● **GIVEN PROBLEM**
Set down all of the data that follows word for word, without the images.

● **SUPPLIED INFORMATION**
◆ ◆ ◆ ◆ ◆ ◆ ◆

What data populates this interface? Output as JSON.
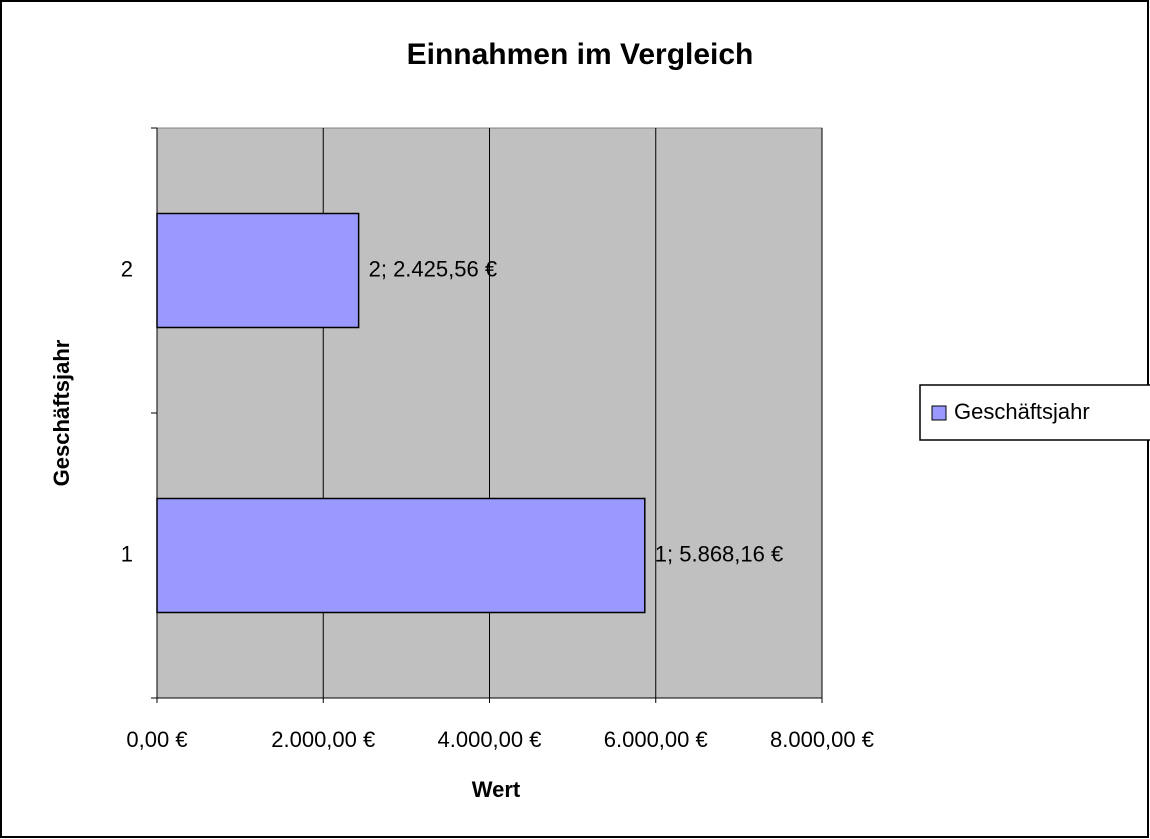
{
  "chart_data": {
    "type": "barh",
    "title": "Einnahmen im Vergleich",
    "xlabel": "Wert",
    "ylabel": "Geschäftsjahr",
    "categories": [
      "1",
      "2"
    ],
    "series": [
      {
        "name": "Geschäftsjahr",
        "color": "#9999ff",
        "values": [
          5868.16,
          2425.56
        ],
        "value_labels": [
          "1; 5.868,16 €",
          "2; 2.425,56 €"
        ]
      }
    ],
    "xlim": [
      0,
      8000
    ],
    "xticks": [
      {
        "value": 0,
        "label": "0,00 €"
      },
      {
        "value": 2000,
        "label": "2.000,00 €"
      },
      {
        "value": 4000,
        "label": "4.000,00 €"
      },
      {
        "value": 6000,
        "label": "6.000,00 €"
      },
      {
        "value": 8000,
        "label": "8.000,00 €"
      }
    ],
    "grid": true,
    "legend": "right",
    "plot_background": "#c0c0c0"
  }
}
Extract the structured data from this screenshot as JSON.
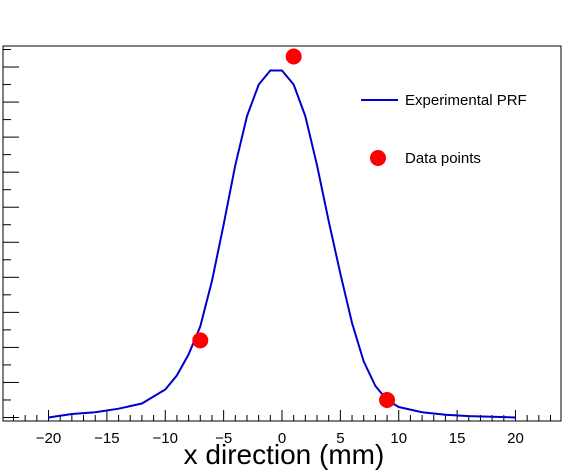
{
  "chart_data": {
    "type": "line",
    "xlabel": "x direction (mm)",
    "ylabel": "",
    "xlim": [
      -23.9,
      23.9
    ],
    "ylim": [
      -0.01,
      1.06
    ],
    "x_ticks": [
      -20,
      -15,
      -10,
      -5,
      0,
      5,
      10,
      15,
      20
    ],
    "grid": false,
    "legend": {
      "position": "top-right",
      "entries": [
        "Experimental PRF",
        "Data points"
      ]
    },
    "series": [
      {
        "name": "Experimental PRF",
        "kind": "line",
        "color": "#0000cc",
        "x": [
          -20,
          -18,
          -16,
          -14,
          -12,
          -10,
          -9,
          -8,
          -7,
          -6,
          -5,
          -4,
          -3,
          -2,
          -1,
          0,
          1,
          2,
          3,
          4,
          5,
          6,
          7,
          8,
          9,
          10,
          12,
          14,
          16,
          18,
          20
        ],
        "y": [
          0.0,
          0.01,
          0.015,
          0.025,
          0.04,
          0.08,
          0.12,
          0.18,
          0.26,
          0.39,
          0.55,
          0.72,
          0.86,
          0.95,
          0.99,
          0.99,
          0.95,
          0.86,
          0.72,
          0.56,
          0.41,
          0.27,
          0.16,
          0.09,
          0.05,
          0.03,
          0.015,
          0.008,
          0.004,
          0.002,
          0.0
        ]
      },
      {
        "name": "Data points",
        "kind": "scatter",
        "color": "#ff0000",
        "x": [
          -7.0,
          1.0,
          9.0
        ],
        "y": [
          0.22,
          1.03,
          0.05
        ]
      }
    ]
  }
}
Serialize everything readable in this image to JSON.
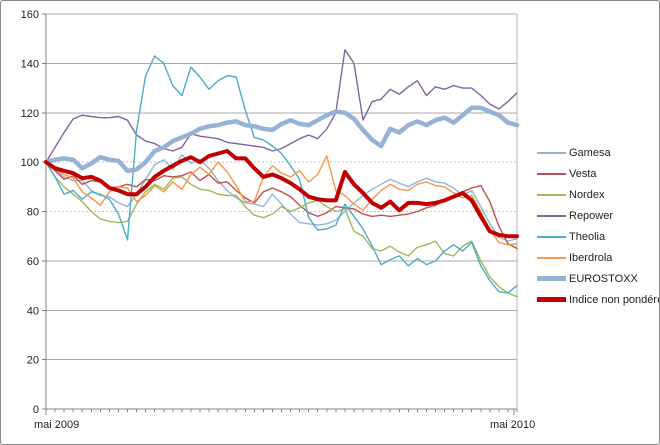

◆ ◆ ◆ ◆ ◆ ◆ ◆

● **CORRECT ANSWER**
What data populates this interface? Output as JSON.
{
  "chart_data": {
    "type": "barh",
    "title": "Einnahmen im Vergleich",
    "xlabel": "Wert",
    "ylabel": "Geschäftsjahr",
    "categories": [
      "1",
      "2"
    ],
    "series": [
      {
        "name": "Geschäftsjahr",
        "color": "#9999ff",
        "values": [
          5868.16,
          2425.56
        ],
        "value_labels": [
          "1; 5.868,16 €",
          "2; 2.425,56 €"
        ]
      }
    ],
    "xlim": [
      0,
      8000
    ],
    "xticks": [
      {
        "value": 0,
        "label": "0,00 €"
      },
      {
        "value": 2000,
        "label": "2.000,00 €"
      },
      {
        "value": 4000,
        "label": "4.000,00 €"
      },
      {
        "value": 6000,
        "label": "6.000,00 €"
      },
      {
        "value": 8000,
        "label": "8.000,00 €"
      }
    ],
    "grid": true,
    "legend": "right",
    "plot_background": "#c0c0c0"
  }
}
Extract the structured data from this screenshot as JSON.
{
  "chart_data": {
    "type": "line",
    "xlabel": "x direction (mm)",
    "ylabel": "",
    "xlim": [
      -23.9,
      23.9
    ],
    "ylim": [
      -0.01,
      1.06
    ],
    "x_ticks": [
      -20,
      -15,
      -10,
      -5,
      0,
      5,
      10,
      15,
      20
    ],
    "grid": false,
    "legend": {
      "position": "top-right",
      "entries": [
        "Experimental PRF",
        "Data points"
      ]
    },
    "series": [
      {
        "name": "Experimental PRF",
        "kind": "line",
        "color": "#0000cc",
        "x": [
          -20,
          -18,
          -16,
          -14,
          -12,
          -10,
          -9,
          -8,
          -7,
          -6,
          -5,
          -4,
          -3,
          -2,
          -1,
          0,
          1,
          2,
          3,
          4,
          5,
          6,
          7,
          8,
          9,
          10,
          12,
          14,
          16,
          18,
          20
        ],
        "y": [
          0.0,
          0.01,
          0.015,
          0.025,
          0.04,
          0.08,
          0.12,
          0.18,
          0.26,
          0.39,
          0.55,
          0.72,
          0.86,
          0.95,
          0.99,
          0.99,
          0.95,
          0.86,
          0.72,
          0.56,
          0.41,
          0.27,
          0.16,
          0.09,
          0.05,
          0.03,
          0.015,
          0.008,
          0.004,
          0.002,
          0.0
        ]
      },
      {
        "name": "Data points",
        "kind": "scatter",
        "color": "#ff0000",
        "x": [
          -7.0,
          1.0,
          9.0
        ],
        "y": [
          0.22,
          1.03,
          0.05
        ]
      }
    ]
  }
}
Serialize everything readable in this image to JSON.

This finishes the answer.